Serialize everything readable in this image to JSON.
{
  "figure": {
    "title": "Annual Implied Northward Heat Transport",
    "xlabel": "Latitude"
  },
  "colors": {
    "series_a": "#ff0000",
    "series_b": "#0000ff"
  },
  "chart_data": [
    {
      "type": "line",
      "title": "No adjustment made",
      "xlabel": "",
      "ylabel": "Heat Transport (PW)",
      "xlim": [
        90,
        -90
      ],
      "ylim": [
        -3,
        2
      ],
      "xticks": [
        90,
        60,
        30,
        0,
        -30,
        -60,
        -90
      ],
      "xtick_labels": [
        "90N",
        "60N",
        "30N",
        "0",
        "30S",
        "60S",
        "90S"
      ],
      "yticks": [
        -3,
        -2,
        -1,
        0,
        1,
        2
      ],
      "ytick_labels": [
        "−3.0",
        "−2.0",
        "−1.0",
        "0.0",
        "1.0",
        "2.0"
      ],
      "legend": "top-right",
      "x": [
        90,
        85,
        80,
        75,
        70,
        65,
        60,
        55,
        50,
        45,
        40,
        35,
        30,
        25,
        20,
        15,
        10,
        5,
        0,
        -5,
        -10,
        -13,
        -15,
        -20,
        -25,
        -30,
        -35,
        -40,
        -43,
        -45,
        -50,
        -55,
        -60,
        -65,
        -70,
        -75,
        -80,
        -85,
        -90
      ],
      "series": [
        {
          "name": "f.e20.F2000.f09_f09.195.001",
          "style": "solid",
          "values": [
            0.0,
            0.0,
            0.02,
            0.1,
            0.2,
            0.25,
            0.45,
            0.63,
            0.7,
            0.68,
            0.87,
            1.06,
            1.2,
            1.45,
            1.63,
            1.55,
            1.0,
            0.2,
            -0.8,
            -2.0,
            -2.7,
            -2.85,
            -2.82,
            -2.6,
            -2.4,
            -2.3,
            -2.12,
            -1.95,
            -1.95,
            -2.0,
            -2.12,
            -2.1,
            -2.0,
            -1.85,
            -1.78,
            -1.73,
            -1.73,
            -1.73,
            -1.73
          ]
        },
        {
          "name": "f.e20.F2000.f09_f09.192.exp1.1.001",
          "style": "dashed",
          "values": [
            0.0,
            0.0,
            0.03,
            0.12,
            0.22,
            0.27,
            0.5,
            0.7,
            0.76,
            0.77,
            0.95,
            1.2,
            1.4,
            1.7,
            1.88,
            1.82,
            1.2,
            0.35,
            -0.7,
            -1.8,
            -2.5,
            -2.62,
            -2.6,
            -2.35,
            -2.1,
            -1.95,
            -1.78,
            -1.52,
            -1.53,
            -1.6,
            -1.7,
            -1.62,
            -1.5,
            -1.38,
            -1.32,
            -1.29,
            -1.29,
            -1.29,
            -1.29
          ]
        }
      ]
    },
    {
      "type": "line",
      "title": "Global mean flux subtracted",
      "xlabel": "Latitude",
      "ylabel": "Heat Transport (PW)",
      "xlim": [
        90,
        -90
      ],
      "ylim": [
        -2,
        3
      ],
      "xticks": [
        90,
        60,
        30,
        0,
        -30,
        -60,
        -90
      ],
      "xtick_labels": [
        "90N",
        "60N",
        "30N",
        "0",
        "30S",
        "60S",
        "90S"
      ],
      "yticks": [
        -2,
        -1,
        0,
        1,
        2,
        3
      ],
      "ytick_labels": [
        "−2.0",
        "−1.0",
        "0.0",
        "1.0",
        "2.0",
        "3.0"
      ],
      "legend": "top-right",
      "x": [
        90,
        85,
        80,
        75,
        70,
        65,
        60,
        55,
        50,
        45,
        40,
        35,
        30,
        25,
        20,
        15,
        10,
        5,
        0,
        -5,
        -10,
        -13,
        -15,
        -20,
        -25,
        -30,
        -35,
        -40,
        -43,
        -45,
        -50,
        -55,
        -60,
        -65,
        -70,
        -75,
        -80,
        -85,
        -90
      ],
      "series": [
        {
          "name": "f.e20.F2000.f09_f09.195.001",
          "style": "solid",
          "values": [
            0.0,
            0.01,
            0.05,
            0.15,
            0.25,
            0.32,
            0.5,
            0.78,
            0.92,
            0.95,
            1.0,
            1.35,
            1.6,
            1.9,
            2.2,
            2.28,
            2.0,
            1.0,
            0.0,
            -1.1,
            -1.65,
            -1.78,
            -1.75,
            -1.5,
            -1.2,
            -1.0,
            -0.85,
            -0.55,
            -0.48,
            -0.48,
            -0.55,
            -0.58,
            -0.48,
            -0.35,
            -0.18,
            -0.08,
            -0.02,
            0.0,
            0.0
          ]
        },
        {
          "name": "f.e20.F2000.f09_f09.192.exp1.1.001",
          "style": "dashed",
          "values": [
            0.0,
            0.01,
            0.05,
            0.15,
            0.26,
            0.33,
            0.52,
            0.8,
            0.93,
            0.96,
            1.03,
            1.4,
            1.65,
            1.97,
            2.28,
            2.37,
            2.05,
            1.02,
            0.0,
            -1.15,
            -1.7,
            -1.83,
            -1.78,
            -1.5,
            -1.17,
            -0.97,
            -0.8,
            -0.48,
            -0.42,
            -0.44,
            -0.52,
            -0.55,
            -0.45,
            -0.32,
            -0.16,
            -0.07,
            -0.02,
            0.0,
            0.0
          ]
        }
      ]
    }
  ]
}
:::
Aim:
Your task is to print all of the records exactly.

Exercise output:
Serialize everything readable in this image to JSON.
{
  "figure": {
    "title": "Annual Implied Northward Heat Transport",
    "xlabel": "Latitude"
  },
  "colors": {
    "series_a": "#ff0000",
    "series_b": "#0000ff"
  },
  "chart_data": [
    {
      "type": "line",
      "title": "No adjustment made",
      "xlabel": "",
      "ylabel": "Heat Transport (PW)",
      "xlim": [
        90,
        -90
      ],
      "ylim": [
        -3,
        2
      ],
      "xticks": [
        90,
        60,
        30,
        0,
        -30,
        -60,
        -90
      ],
      "xtick_labels": [
        "90N",
        "60N",
        "30N",
        "0",
        "30S",
        "60S",
        "90S"
      ],
      "yticks": [
        -3,
        -2,
        -1,
        0,
        1,
        2
      ],
      "ytick_labels": [
        "−3.0",
        "−2.0",
        "−1.0",
        "0.0",
        "1.0",
        "2.0"
      ],
      "legend": "top-right",
      "x": [
        90,
        85,
        80,
        75,
        70,
        65,
        60,
        55,
        50,
        45,
        40,
        35,
        30,
        25,
        20,
        15,
        10,
        5,
        0,
        -5,
        -10,
        -13,
        -15,
        -20,
        -25,
        -30,
        -35,
        -40,
        -43,
        -45,
        -50,
        -55,
        -60,
        -65,
        -70,
        -75,
        -80,
        -85,
        -90
      ],
      "series": [
        {
          "name": "f.e20.F2000.f09_f09.195.001",
          "style": "solid",
          "values": [
            0.0,
            0.0,
            0.02,
            0.1,
            0.2,
            0.25,
            0.45,
            0.63,
            0.7,
            0.68,
            0.87,
            1.06,
            1.2,
            1.45,
            1.63,
            1.55,
            1.0,
            0.2,
            -0.8,
            -2.0,
            -2.7,
            -2.85,
            -2.82,
            -2.6,
            -2.4,
            -2.3,
            -2.12,
            -1.95,
            -1.95,
            -2.0,
            -2.12,
            -2.1,
            -2.0,
            -1.85,
            -1.78,
            -1.73,
            -1.73,
            -1.73,
            -1.73
          ]
        },
        {
          "name": "f.e20.F2000.f09_f09.192.exp1.1.001",
          "style": "dashed",
          "values": [
            0.0,
            0.0,
            0.03,
            0.12,
            0.22,
            0.27,
            0.5,
            0.7,
            0.76,
            0.77,
            0.95,
            1.2,
            1.4,
            1.7,
            1.88,
            1.82,
            1.2,
            0.35,
            -0.7,
            -1.8,
            -2.5,
            -2.62,
            -2.6,
            -2.35,
            -2.1,
            -1.95,
            -1.78,
            -1.52,
            -1.53,
            -1.6,
            -1.7,
            -1.62,
            -1.5,
            -1.38,
            -1.32,
            -1.29,
            -1.29,
            -1.29,
            -1.29
          ]
        }
      ]
    },
    {
      "type": "line",
      "title": "Global mean flux subtracted",
      "xlabel": "Latitude",
      "ylabel": "Heat Transport (PW)",
      "xlim": [
        90,
        -90
      ],
      "ylim": [
        -2,
        3
      ],
      "xticks": [
        90,
        60,
        30,
        0,
        -30,
        -60,
        -90
      ],
      "xtick_labels": [
        "90N",
        "60N",
        "30N",
        "0",
        "30S",
        "60S",
        "90S"
      ],
      "yticks": [
        -2,
        -1,
        0,
        1,
        2,
        3
      ],
      "ytick_labels": [
        "−2.0",
        "−1.0",
        "0.0",
        "1.0",
        "2.0",
        "3.0"
      ],
      "legend": "top-right",
      "x": [
        90,
        85,
        80,
        75,
        70,
        65,
        60,
        55,
        50,
        45,
        40,
        35,
        30,
        25,
        20,
        15,
        10,
        5,
        0,
        -5,
        -10,
        -13,
        -15,
        -20,
        -25,
        -30,
        -35,
        -40,
        -43,
        -45,
        -50,
        -55,
        -60,
        -65,
        -70,
        -75,
        -80,
        -85,
        -90
      ],
      "series": [
        {
          "name": "f.e20.F2000.f09_f09.195.001",
          "style": "solid",
          "values": [
            0.0,
            0.01,
            0.05,
            0.15,
            0.25,
            0.32,
            0.5,
            0.78,
            0.92,
            0.95,
            1.0,
            1.35,
            1.6,
            1.9,
            2.2,
            2.28,
            2.0,
            1.0,
            0.0,
            -1.1,
            -1.65,
            -1.78,
            -1.75,
            -1.5,
            -1.2,
            -1.0,
            -0.85,
            -0.55,
            -0.48,
            -0.48,
            -0.55,
            -0.58,
            -0.48,
            -0.35,
            -0.18,
            -0.08,
            -0.02,
            0.0,
            0.0
          ]
        },
        {
          "name": "f.e20.F2000.f09_f09.192.exp1.1.001",
          "style": "dashed",
          "values": [
            0.0,
            0.01,
            0.05,
            0.15,
            0.26,
            0.33,
            0.52,
            0.8,
            0.93,
            0.96,
            1.03,
            1.4,
            1.65,
            1.97,
            2.28,
            2.37,
            2.05,
            1.02,
            0.0,
            -1.15,
            -1.7,
            -1.83,
            -1.78,
            -1.5,
            -1.17,
            -0.97,
            -0.8,
            -0.48,
            -0.42,
            -0.44,
            -0.52,
            -0.55,
            -0.45,
            -0.32,
            -0.16,
            -0.07,
            -0.02,
            0.0,
            0.0
          ]
        }
      ]
    }
  ]
}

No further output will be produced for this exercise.